**EXERCISE TASK:** List each line of the data in which the string "true" appears.
── RECORDS FOR THE EXERCISE
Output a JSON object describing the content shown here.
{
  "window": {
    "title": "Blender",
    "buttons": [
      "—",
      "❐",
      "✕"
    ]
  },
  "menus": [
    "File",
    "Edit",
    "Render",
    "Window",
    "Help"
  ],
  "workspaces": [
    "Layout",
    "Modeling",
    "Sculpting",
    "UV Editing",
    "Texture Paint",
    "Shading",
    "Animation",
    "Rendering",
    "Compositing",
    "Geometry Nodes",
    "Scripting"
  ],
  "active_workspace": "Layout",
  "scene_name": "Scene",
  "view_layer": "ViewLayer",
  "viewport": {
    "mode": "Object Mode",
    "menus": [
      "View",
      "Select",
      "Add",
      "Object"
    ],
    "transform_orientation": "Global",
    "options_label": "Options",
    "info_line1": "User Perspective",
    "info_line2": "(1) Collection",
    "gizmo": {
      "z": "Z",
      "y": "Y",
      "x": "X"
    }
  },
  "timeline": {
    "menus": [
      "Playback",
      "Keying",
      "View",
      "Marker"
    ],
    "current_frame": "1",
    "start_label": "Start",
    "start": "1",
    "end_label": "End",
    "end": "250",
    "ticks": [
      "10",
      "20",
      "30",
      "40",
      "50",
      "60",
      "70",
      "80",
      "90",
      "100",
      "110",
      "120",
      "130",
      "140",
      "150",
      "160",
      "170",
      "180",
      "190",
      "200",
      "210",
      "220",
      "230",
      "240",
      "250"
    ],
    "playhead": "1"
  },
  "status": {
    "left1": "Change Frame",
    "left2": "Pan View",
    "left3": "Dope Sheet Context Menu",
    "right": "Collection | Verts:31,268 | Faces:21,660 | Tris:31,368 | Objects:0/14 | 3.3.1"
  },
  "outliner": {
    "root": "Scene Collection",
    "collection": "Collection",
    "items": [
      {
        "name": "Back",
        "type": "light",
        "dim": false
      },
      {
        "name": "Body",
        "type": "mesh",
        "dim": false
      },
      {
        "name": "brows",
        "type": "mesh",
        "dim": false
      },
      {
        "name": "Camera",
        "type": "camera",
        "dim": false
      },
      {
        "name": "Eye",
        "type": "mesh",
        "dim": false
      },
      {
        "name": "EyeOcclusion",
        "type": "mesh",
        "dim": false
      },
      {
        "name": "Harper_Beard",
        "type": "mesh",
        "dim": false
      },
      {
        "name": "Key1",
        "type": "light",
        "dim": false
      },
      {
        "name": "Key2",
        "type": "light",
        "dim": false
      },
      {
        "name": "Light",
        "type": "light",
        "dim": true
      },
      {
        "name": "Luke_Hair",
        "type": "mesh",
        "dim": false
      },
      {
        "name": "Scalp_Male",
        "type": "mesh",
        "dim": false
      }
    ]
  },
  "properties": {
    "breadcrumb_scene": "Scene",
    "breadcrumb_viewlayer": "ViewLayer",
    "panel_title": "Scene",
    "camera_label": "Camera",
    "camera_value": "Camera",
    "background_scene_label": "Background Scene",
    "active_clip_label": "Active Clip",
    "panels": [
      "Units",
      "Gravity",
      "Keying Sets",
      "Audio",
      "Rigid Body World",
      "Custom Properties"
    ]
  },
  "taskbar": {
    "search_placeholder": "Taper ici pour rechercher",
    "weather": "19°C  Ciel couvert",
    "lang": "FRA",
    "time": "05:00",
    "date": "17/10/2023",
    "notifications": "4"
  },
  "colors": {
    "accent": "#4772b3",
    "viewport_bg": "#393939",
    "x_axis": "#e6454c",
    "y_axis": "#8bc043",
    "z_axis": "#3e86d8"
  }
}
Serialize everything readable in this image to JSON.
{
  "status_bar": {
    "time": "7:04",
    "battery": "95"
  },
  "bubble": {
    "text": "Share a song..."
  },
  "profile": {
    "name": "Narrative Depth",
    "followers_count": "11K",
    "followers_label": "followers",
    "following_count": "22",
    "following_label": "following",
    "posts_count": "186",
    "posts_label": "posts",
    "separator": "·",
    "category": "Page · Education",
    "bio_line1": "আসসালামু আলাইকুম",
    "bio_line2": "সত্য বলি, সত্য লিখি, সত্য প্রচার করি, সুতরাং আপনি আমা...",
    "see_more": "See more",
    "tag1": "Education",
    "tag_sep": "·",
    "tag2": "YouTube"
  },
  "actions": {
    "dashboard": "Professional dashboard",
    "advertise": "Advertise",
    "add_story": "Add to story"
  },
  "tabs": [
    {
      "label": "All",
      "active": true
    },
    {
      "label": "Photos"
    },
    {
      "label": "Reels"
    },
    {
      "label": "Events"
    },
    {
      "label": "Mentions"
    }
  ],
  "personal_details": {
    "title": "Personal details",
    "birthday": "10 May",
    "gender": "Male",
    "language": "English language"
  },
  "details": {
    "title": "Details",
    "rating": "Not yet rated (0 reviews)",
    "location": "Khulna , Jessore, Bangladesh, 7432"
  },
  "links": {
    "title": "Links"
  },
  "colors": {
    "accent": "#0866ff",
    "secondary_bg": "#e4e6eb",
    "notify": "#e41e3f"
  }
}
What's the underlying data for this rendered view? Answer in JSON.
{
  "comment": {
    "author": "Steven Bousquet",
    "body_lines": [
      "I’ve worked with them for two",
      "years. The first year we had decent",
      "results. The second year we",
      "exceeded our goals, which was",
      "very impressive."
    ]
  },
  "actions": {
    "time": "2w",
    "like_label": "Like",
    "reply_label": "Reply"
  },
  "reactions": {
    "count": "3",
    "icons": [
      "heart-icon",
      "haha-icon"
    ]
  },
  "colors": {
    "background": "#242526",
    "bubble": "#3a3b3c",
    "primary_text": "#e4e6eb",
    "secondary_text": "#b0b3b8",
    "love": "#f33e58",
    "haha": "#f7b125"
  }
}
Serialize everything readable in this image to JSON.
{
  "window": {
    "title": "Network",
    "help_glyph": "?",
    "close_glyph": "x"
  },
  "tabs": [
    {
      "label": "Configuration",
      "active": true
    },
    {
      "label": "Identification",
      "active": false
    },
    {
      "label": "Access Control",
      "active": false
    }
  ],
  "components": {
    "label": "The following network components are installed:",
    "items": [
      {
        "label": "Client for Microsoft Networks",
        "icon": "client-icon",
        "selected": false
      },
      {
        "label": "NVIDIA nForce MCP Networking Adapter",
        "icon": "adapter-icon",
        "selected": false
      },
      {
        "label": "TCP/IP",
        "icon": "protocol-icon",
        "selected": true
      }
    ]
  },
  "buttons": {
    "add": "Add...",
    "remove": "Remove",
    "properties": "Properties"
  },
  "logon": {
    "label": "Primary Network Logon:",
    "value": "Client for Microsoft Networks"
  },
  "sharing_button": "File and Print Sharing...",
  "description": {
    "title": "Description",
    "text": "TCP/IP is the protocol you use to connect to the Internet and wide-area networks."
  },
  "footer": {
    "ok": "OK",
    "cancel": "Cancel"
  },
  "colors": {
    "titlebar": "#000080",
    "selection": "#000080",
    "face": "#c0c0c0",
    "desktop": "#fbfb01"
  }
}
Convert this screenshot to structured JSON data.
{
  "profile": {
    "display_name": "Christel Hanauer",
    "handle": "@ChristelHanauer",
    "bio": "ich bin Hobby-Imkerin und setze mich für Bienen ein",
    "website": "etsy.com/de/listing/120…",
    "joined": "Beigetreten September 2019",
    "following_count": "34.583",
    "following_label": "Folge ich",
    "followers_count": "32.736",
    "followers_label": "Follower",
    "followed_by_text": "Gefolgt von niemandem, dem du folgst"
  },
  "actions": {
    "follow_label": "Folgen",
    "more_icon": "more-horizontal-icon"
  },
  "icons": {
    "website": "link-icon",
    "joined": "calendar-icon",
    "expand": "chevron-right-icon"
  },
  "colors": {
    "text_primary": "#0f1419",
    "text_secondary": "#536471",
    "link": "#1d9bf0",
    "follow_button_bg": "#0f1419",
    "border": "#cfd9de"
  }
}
────
**WRITTEN SOLUTION:**
        "dim": true
      "active": true
      "active": true
        "selected": true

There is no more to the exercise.